> _WHAT IS EXPECTED_
Filter out everything except lines holding "meta".

> _RECORDED INFORMATION_
══════════
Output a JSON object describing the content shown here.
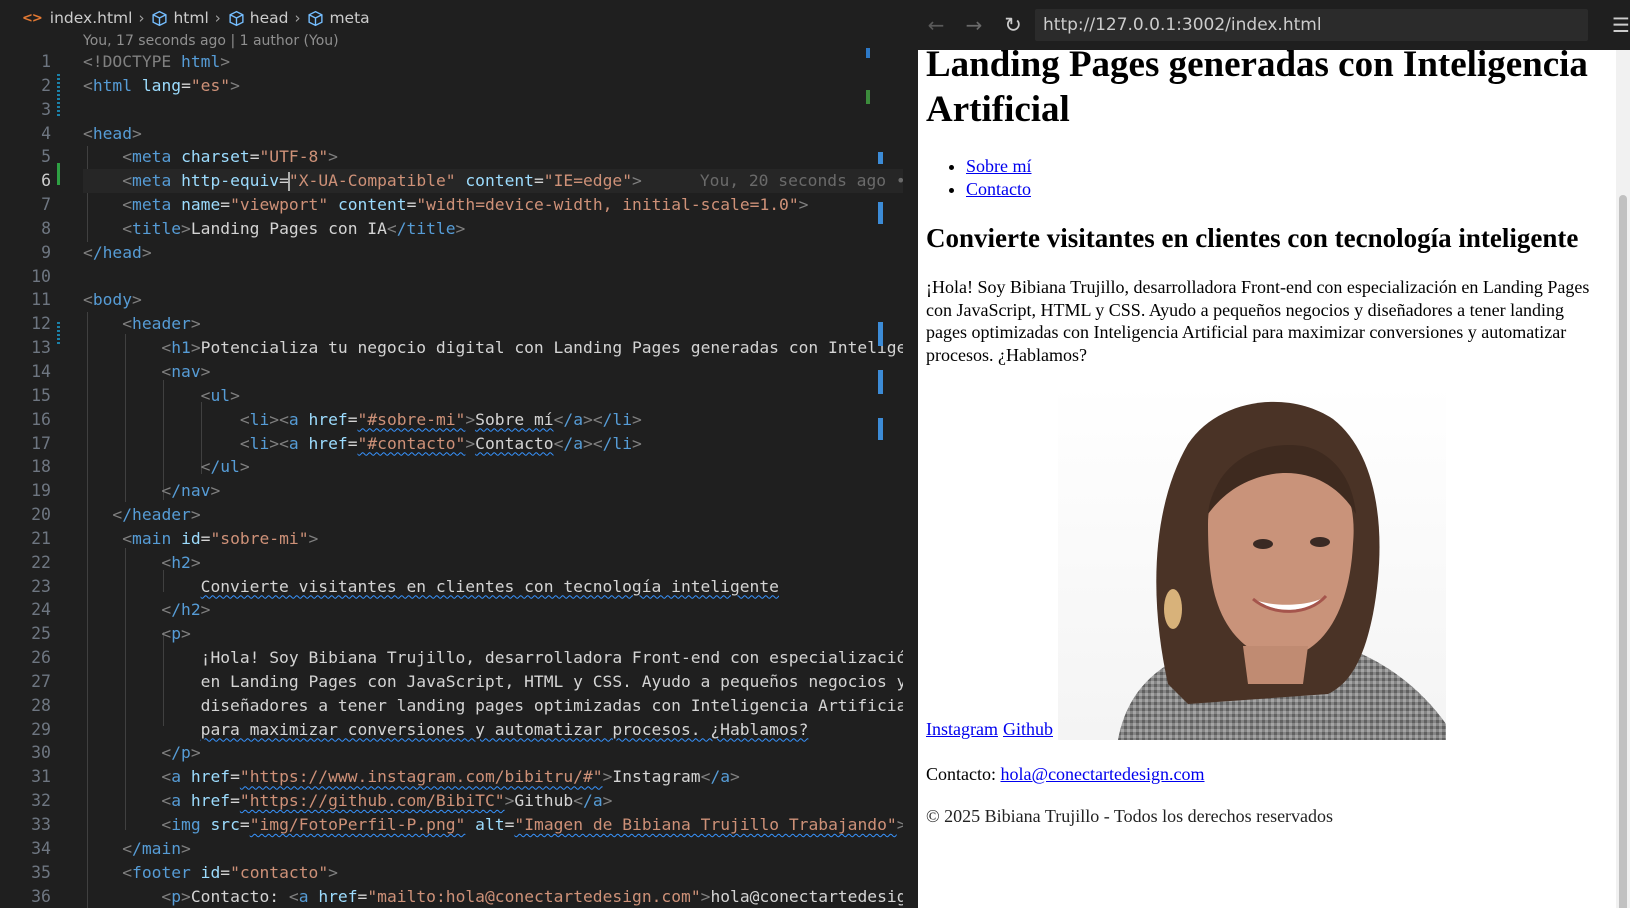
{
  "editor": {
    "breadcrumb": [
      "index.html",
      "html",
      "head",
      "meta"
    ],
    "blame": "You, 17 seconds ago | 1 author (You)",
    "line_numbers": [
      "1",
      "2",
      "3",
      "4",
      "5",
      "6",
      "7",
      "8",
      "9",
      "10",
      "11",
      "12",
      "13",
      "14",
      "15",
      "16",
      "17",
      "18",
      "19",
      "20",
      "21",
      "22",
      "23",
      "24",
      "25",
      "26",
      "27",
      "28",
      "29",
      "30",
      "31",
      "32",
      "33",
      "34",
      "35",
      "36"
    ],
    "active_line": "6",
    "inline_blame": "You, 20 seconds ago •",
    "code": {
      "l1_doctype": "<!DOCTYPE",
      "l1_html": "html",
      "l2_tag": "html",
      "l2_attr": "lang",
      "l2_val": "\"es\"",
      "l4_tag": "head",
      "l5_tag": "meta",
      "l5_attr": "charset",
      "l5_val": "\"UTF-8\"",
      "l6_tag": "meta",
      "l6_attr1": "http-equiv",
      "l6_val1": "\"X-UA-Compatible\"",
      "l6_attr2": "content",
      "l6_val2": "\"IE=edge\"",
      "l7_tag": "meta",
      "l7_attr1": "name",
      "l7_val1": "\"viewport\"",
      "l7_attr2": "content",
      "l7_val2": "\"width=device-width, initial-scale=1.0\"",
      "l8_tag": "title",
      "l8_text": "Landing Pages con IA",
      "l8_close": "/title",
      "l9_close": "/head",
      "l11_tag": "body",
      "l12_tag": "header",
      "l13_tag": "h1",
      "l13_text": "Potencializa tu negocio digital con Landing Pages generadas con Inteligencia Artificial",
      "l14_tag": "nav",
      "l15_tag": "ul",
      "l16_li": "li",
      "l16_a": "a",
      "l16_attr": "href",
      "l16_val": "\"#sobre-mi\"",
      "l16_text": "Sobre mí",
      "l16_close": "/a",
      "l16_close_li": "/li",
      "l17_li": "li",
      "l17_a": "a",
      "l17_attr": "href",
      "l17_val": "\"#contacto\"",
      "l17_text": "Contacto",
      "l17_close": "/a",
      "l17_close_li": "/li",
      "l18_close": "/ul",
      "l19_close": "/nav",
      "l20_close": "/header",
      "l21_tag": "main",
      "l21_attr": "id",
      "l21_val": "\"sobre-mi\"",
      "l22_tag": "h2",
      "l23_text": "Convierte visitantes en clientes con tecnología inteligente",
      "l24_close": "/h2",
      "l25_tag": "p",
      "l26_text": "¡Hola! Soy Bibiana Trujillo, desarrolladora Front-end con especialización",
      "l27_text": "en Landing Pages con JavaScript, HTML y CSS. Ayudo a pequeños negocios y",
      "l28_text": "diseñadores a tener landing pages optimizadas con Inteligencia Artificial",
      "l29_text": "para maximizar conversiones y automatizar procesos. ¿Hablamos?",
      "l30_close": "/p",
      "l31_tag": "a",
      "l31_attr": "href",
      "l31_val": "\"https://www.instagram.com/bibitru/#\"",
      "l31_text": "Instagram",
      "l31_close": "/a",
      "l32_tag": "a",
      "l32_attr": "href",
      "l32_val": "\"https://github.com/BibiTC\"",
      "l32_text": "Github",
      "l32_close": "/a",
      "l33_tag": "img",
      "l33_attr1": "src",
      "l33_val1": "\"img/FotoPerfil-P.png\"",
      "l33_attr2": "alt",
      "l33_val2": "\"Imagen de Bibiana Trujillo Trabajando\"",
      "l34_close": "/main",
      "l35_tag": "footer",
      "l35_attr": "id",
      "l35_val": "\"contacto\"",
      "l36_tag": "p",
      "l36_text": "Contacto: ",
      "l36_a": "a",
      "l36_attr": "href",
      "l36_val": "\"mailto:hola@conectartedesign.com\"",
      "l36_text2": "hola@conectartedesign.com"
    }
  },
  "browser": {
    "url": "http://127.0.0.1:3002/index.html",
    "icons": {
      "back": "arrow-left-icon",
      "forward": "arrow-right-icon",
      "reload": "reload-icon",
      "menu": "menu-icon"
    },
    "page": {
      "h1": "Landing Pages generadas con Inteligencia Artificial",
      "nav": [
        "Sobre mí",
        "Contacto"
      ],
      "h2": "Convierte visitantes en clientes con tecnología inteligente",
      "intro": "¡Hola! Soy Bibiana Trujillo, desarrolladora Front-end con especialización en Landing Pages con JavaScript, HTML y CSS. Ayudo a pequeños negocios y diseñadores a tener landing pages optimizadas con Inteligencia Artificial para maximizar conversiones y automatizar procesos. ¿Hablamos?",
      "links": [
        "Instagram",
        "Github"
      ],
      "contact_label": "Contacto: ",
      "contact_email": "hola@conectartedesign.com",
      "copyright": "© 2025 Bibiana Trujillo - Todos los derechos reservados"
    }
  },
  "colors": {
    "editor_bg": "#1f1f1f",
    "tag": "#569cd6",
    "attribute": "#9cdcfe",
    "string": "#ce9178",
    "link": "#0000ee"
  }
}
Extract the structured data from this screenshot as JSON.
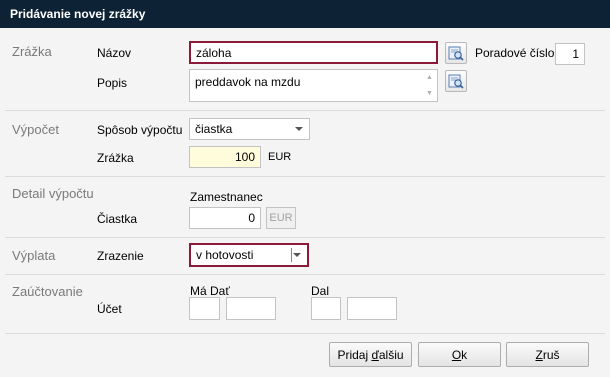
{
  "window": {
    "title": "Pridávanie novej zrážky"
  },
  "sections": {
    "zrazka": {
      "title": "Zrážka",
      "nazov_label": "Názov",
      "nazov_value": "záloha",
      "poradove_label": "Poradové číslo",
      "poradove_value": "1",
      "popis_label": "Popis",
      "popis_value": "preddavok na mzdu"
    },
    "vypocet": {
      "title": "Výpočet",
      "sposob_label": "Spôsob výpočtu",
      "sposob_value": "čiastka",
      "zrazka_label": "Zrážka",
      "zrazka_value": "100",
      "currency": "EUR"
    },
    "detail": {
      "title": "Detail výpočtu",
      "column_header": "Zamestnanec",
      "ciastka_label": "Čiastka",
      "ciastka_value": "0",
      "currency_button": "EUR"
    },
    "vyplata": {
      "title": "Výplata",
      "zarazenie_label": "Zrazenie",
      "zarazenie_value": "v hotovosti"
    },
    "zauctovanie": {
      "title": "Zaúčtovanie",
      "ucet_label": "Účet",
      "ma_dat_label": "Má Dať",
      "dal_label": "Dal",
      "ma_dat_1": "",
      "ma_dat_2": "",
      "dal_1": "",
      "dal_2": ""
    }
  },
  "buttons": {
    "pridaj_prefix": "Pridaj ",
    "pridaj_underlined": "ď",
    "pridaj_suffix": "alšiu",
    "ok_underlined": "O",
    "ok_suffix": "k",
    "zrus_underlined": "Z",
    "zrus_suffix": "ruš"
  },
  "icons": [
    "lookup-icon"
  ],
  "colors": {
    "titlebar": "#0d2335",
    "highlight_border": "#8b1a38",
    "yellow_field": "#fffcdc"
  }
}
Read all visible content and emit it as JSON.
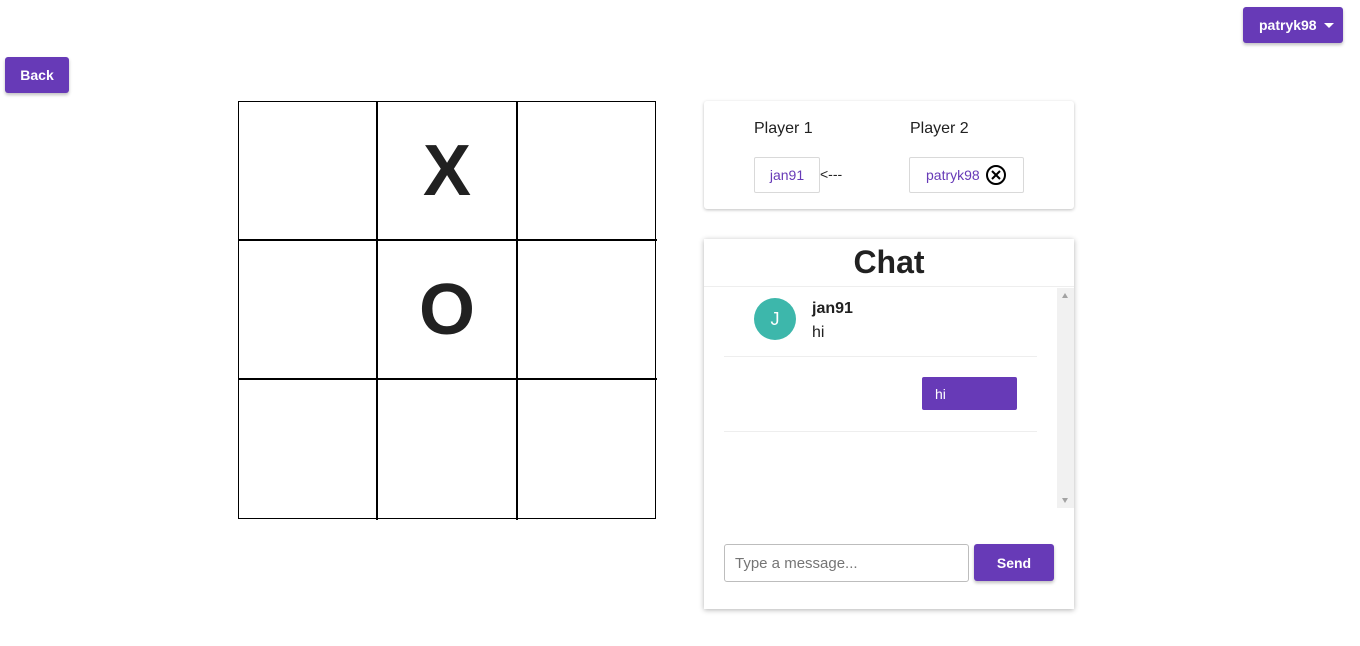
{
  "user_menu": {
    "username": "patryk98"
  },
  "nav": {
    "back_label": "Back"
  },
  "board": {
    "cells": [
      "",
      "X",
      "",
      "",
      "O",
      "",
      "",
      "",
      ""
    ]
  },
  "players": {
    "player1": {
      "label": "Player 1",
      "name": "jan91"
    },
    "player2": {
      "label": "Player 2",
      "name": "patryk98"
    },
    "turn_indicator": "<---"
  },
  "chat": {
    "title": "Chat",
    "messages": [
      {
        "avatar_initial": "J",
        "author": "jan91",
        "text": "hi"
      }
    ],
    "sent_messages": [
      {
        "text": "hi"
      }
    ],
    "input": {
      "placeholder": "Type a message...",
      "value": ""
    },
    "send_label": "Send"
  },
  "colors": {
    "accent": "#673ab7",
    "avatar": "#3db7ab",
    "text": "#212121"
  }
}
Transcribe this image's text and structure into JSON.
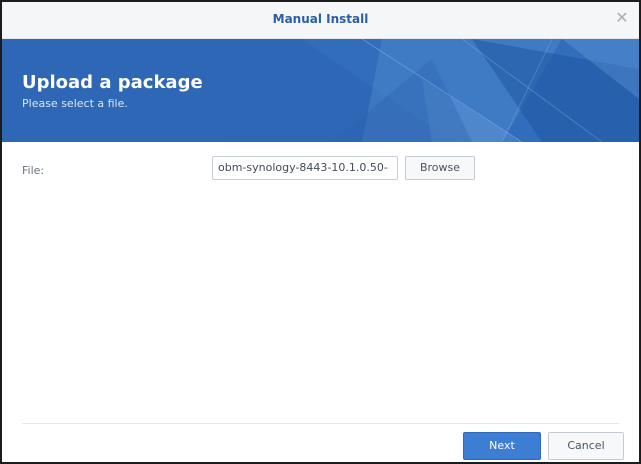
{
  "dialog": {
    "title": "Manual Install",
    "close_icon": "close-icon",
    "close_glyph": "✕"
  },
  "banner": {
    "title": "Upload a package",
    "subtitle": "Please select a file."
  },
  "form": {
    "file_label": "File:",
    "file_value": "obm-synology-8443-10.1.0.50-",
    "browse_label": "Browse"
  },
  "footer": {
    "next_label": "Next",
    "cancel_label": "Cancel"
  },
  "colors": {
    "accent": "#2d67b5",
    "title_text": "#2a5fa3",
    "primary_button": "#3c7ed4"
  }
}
══════════
> _ANSWER TO THE PROBLEM_
      "meta"
      "l5_tag": "meta",
      "l6_tag": "meta",
      "l7_tag": "meta",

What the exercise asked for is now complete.